### Dataset items
┄┄┄┄┄┄┄┄┄┄┄┄┄┄┄┄┄┄┄┄

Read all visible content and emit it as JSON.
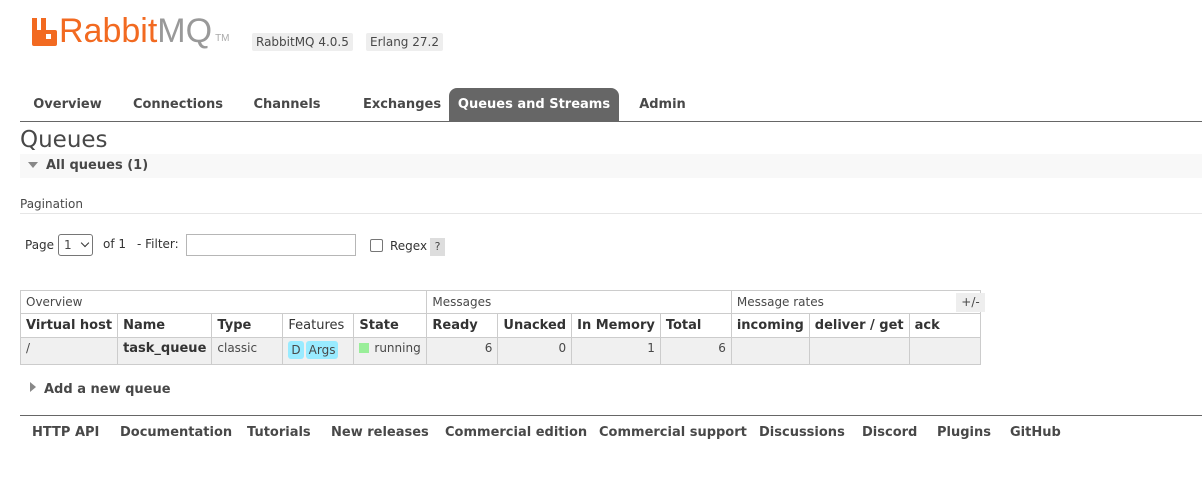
{
  "header": {
    "logo_primary": "Rabbit",
    "logo_secondary": "MQ",
    "logo_tm": "TM",
    "version": "RabbitMQ 4.0.5",
    "erlang": "Erlang 27.2",
    "brand_color": "#f26a21"
  },
  "tabs": [
    {
      "label": "Overview"
    },
    {
      "label": "Connections"
    },
    {
      "label": "Channels"
    },
    {
      "label": "Exchanges"
    },
    {
      "label": "Queues and Streams",
      "active": true
    },
    {
      "label": "Admin"
    }
  ],
  "page_title": "Queues",
  "all_queues": {
    "label": "All queues (1)"
  },
  "pagination": {
    "section_label": "Pagination",
    "page_label": "Page",
    "page_value": "1",
    "of_label": "of 1",
    "filter_label": "- Filter:",
    "filter_value": "",
    "regex_label": "Regex",
    "help": "?"
  },
  "table": {
    "groups": [
      "Overview",
      "Messages",
      "Message rates"
    ],
    "columns": [
      "Virtual host",
      "Name",
      "Type",
      "Features",
      "State",
      "Ready",
      "Unacked",
      "In Memory",
      "Total",
      "incoming",
      "deliver / get",
      "ack"
    ],
    "rows": [
      {
        "vhost": "/",
        "name": "task_queue",
        "type": "classic",
        "features": [
          "D",
          "Args"
        ],
        "state": "running",
        "ready": "6",
        "unacked": "0",
        "in_memory": "1",
        "total": "6",
        "incoming": "",
        "deliver_get": "",
        "ack": ""
      }
    ],
    "columns_toggle": "+/-"
  },
  "add_queue": {
    "label": "Add a new queue"
  },
  "footer_links": [
    "HTTP API",
    "Documentation",
    "Tutorials",
    "New releases",
    "Commercial edition",
    "Commercial support",
    "Discussions",
    "Discord",
    "Plugins",
    "GitHub"
  ]
}
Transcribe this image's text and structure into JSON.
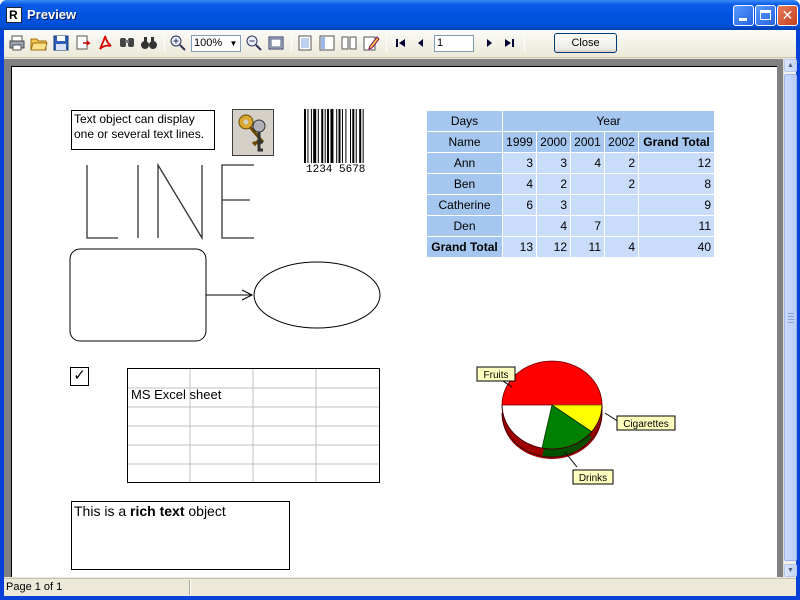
{
  "window": {
    "title": "Preview",
    "app_icon_letter": "R"
  },
  "toolbar": {
    "icons": [
      "print-icon",
      "open-icon",
      "save-icon",
      "export-icon",
      "pdf-icon",
      "find-icon",
      "binoculars-icon",
      "zoom-in-icon",
      "zoom-out-icon",
      "full-page-icon",
      "page-setup-icon",
      "outline-icon",
      "thumbnails-icon",
      "edit-icon",
      "first-page-icon",
      "prev-page-icon",
      "next-page-icon",
      "last-page-icon"
    ],
    "zoom_value": "100%",
    "page_value": "1",
    "close_label": "Close"
  },
  "status": {
    "page_text": "Page 1 of 1"
  },
  "report": {
    "text_object": "Text object can display one or several text lines.",
    "barcode_text": "1234 5678",
    "line_text": "LINE",
    "excel_label": "MS Excel sheet",
    "rich_text_prefix": "This is a ",
    "rich_text_bold": "rich text",
    "rich_text_suffix": " object",
    "checkbox_glyph": "✓",
    "crosstab": {
      "corner_top": "Days",
      "year_header": "Year",
      "name_header": "Name",
      "years": [
        "1999",
        "2000",
        "2001",
        "2002"
      ],
      "grand_total_label": "Grand Total",
      "rows": [
        {
          "name": "Ann",
          "cells": [
            "3",
            "3",
            "4",
            "2"
          ],
          "total": "12"
        },
        {
          "name": "Ben",
          "cells": [
            "4",
            "2",
            "",
            "2"
          ],
          "total": "8"
        },
        {
          "name": "Catherine",
          "cells": [
            "6",
            "3",
            "",
            ""
          ],
          "total": "9"
        },
        {
          "name": "Den",
          "cells": [
            "",
            "4",
            "7",
            ""
          ],
          "total": "11"
        }
      ],
      "totals": [
        "13",
        "12",
        "11",
        "4"
      ],
      "grand_total": "40"
    },
    "pie": {
      "labels": [
        "Fruits",
        "Cigarettes",
        "Drinks"
      ],
      "colors": [
        "#ff0000",
        "#ffff00",
        "#008000"
      ]
    }
  }
}
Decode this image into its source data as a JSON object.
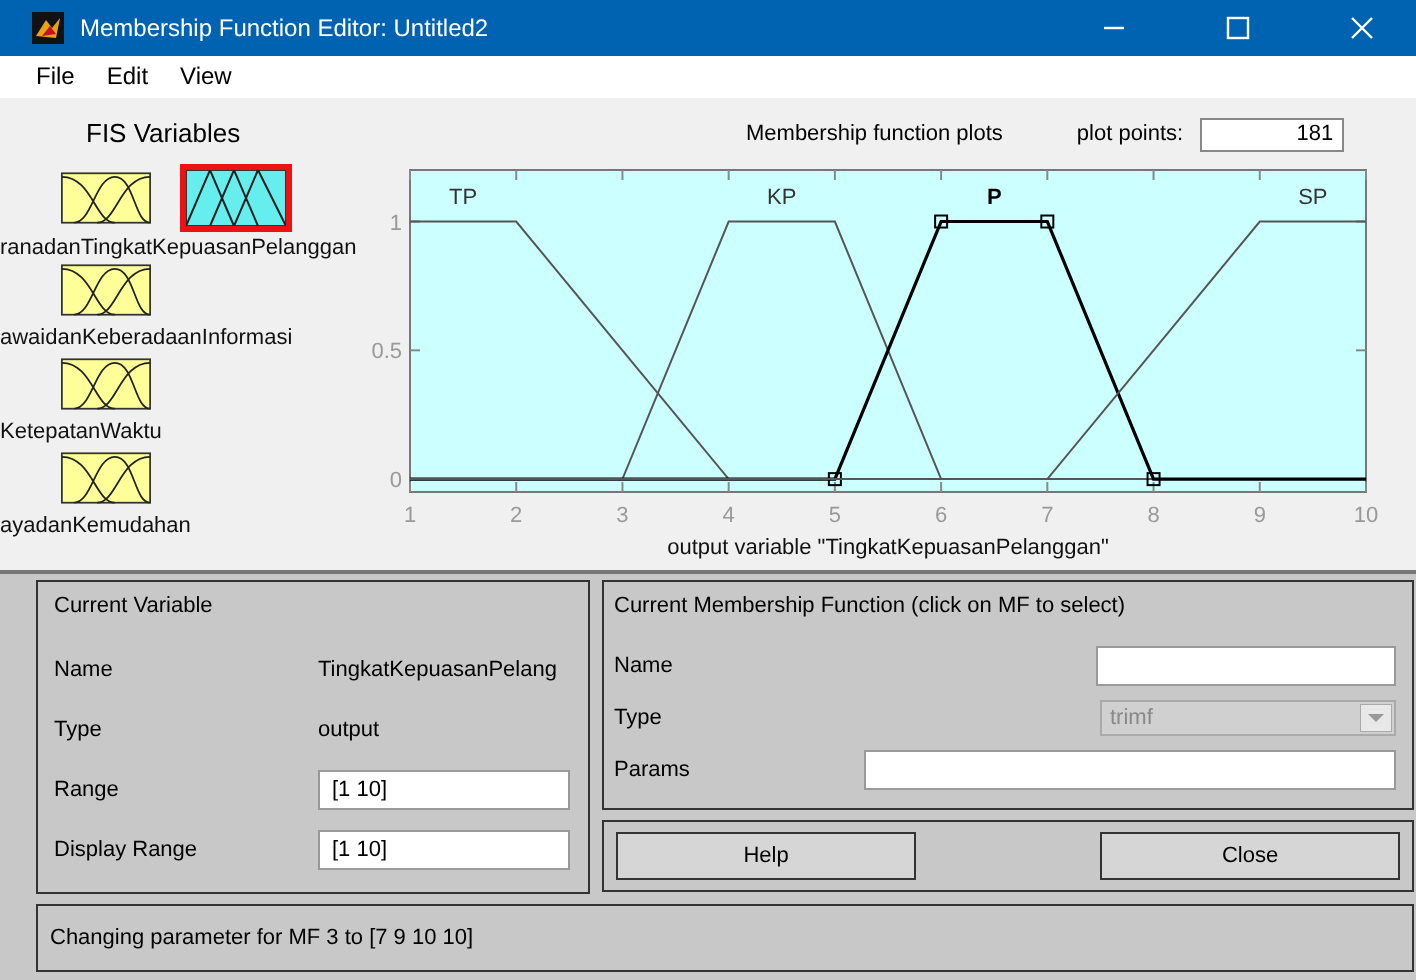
{
  "window": {
    "title": "Membership Function Editor: Untitled2"
  },
  "menu": [
    "File",
    "Edit",
    "View"
  ],
  "fis_variables": {
    "title": "FIS Variables",
    "items": [
      {
        "label": "ranadan",
        "kind": "input",
        "selected": false
      },
      {
        "label": "TingkatKepuasanPelanggan",
        "kind": "output",
        "selected": true
      },
      {
        "label": "awaidanKeberadaanInformasi",
        "kind": "input",
        "selected": false
      },
      {
        "label": "KetepatanWaktu",
        "kind": "input",
        "selected": false
      },
      {
        "label": "ayadanKemudahan",
        "kind": "input",
        "selected": false
      }
    ]
  },
  "plot": {
    "plot_points_label": "plot points:",
    "plot_points": "181",
    "chart_data": {
      "type": "line",
      "title": "Membership function plots",
      "xlabel": "output variable \"TingkatKepuasanPelanggan\"",
      "x": [
        1,
        2,
        3,
        4,
        5,
        6,
        7,
        8,
        9,
        10
      ],
      "xlim": [
        1,
        10
      ],
      "ylim": [
        -0.05,
        1.2
      ],
      "xticks": [
        1,
        2,
        3,
        4,
        5,
        6,
        7,
        8,
        9,
        10
      ],
      "yticks": [
        0,
        0.5,
        1
      ],
      "series": [
        {
          "name": "TP",
          "values": [
            1,
            1,
            0.5,
            0,
            0,
            0,
            0,
            0,
            0,
            0
          ]
        },
        {
          "name": "KP",
          "values": [
            0,
            0,
            0,
            1,
            1,
            0,
            0,
            0,
            0,
            0
          ]
        },
        {
          "name": "P",
          "values": [
            0,
            0,
            0,
            0,
            0,
            1,
            1,
            0,
            0,
            0
          ]
        },
        {
          "name": "SP",
          "values": [
            0,
            0,
            0,
            0,
            0,
            0,
            0,
            0.5,
            1,
            1
          ]
        }
      ]
    },
    "mf_states": [
      {
        "selected": false
      },
      {
        "selected": false
      },
      {
        "selected": true
      },
      {
        "selected": false
      }
    ]
  },
  "current_variable": {
    "title": "Current Variable",
    "rows": [
      {
        "label": "Name",
        "value": "TingkatKepuasanPelang",
        "kind": "text"
      },
      {
        "label": "Type",
        "value": "output",
        "kind": "text"
      },
      {
        "label": "Range",
        "value": "[1 10]",
        "kind": "field"
      },
      {
        "label": "Display Range",
        "value": "[1 10]",
        "kind": "field"
      }
    ]
  },
  "current_mf": {
    "title": "Current Membership Function (click on MF to select)",
    "name_label": "Name",
    "type_label": "Type",
    "type_value": "trimf",
    "type_disabled": true,
    "params_label": "Params"
  },
  "buttons": [
    "Help",
    "Close"
  ],
  "status": "Changing parameter for MF 3 to  [7 9 10 10]"
}
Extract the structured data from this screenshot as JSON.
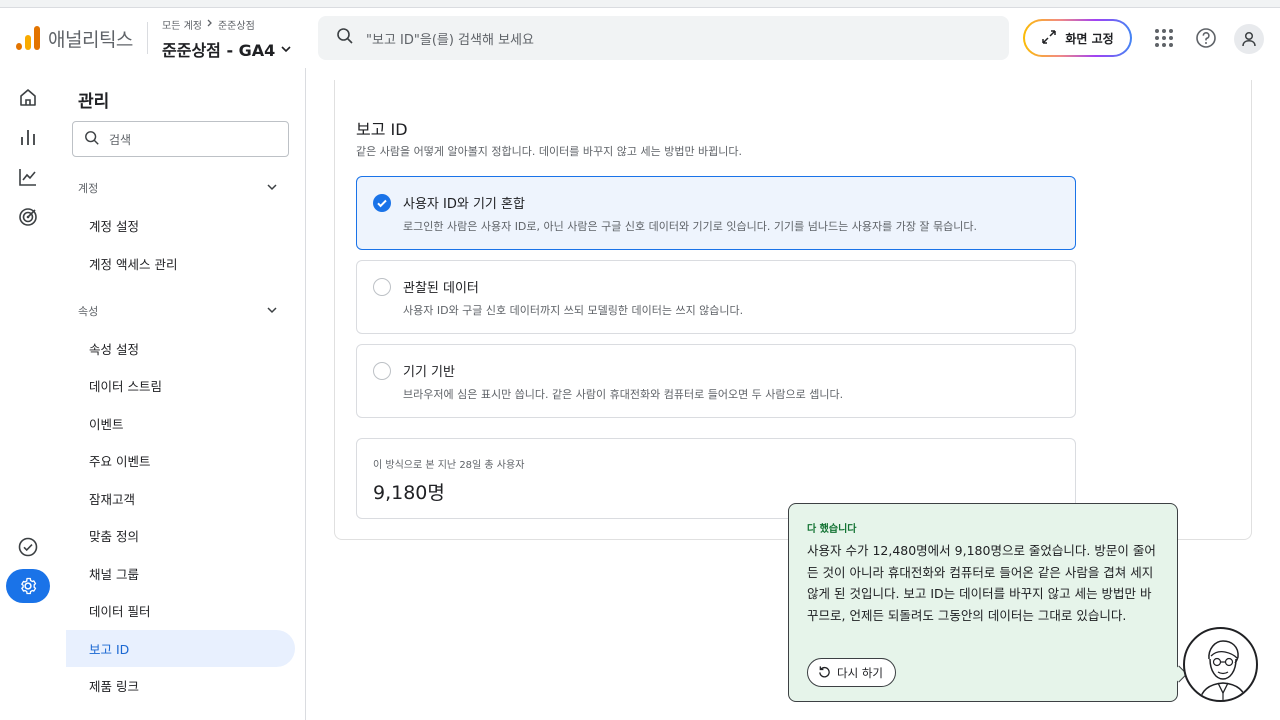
{
  "header": {
    "brand": "애널리틱스",
    "breadcrumb": [
      "모든 계정",
      "준준상점"
    ],
    "property": "준준상점 - GA4",
    "search_placeholder": "\"보고 ID\"을(를) 검색해 보세요",
    "pin_button": "화면 고정",
    "icons": [
      "apps-grid-icon",
      "help-icon",
      "account-icon"
    ]
  },
  "rail": {
    "icons": [
      "home-icon",
      "reports-icon",
      "explore-icon",
      "advertising-icon",
      "check-circle-icon",
      "admin-gear-icon"
    ],
    "active": "admin-gear-icon"
  },
  "nav": {
    "title": "관리",
    "search_placeholder": "검색",
    "sections": [
      {
        "label": "계정",
        "items": [
          "계정 설정",
          "계정 액세스 관리"
        ]
      },
      {
        "label": "속성",
        "items": [
          "속성 설정",
          "데이터 스트림",
          "이벤트",
          "주요 이벤트",
          "잠재고객",
          "맞춤 정의",
          "채널 그룹",
          "데이터 필터",
          "보고 ID",
          "제품 링크"
        ]
      }
    ],
    "active_item": "보고 ID"
  },
  "main": {
    "title": "보고 ID",
    "description": "같은 사람을 어떻게 알아볼지 정합니다. 데이터를 바꾸지 않고 세는 방법만 바뀝니다.",
    "options": [
      {
        "title": "사용자 ID와 기기 혼합",
        "description": "로그인한 사람은 사용자 ID로, 아닌 사람은 구글 신호 데이터와 기기로 잇습니다. 기기를 넘나드는 사용자를 가장 잘 묶습니다.",
        "selected": true
      },
      {
        "title": "관찰된 데이터",
        "description": "사용자 ID와 구글 신호 데이터까지 쓰되 모델링한 데이터는 쓰지 않습니다.",
        "selected": false
      },
      {
        "title": "기기 기반",
        "description": "브라우저에 심은 표시만 씁니다. 같은 사람이 휴대전화와 컴퓨터로 들어오면 두 사람으로 셉니다.",
        "selected": false
      }
    ],
    "stat": {
      "label": "이 방식으로 본 지난 28일 총 사용자",
      "value": "9,180명"
    }
  },
  "toast": {
    "title": "다 했습니다",
    "body": "사용자 수가 12,480명에서 9,180명으로 줄었습니다. 방문이 줄어든 것이 아니라 휴대전화와 컴퓨터로 들어온 같은 사람을 겹쳐 세지 않게 된 것입니다. 보고 ID는 데이터를 바꾸지 않고 세는 방법만 바꾸므로, 언제든 되돌려도 그동안의 데이터는 그대로 있습니다.",
    "retry_label": "다시 하기"
  },
  "colors": {
    "accent": "#1a73e8",
    "success_bg": "#e6f4ea",
    "success_text": "#137333",
    "logo_orange": "#f9ab00",
    "logo_dark": "#e37400"
  }
}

┄┄┄┄┄┄┄┄┄┄┄┄┄┄┄┄┄┄┄┄

### Written problem
Count how many lines of the data include the word "output". Your reply should be that number alone.

### Written answer
3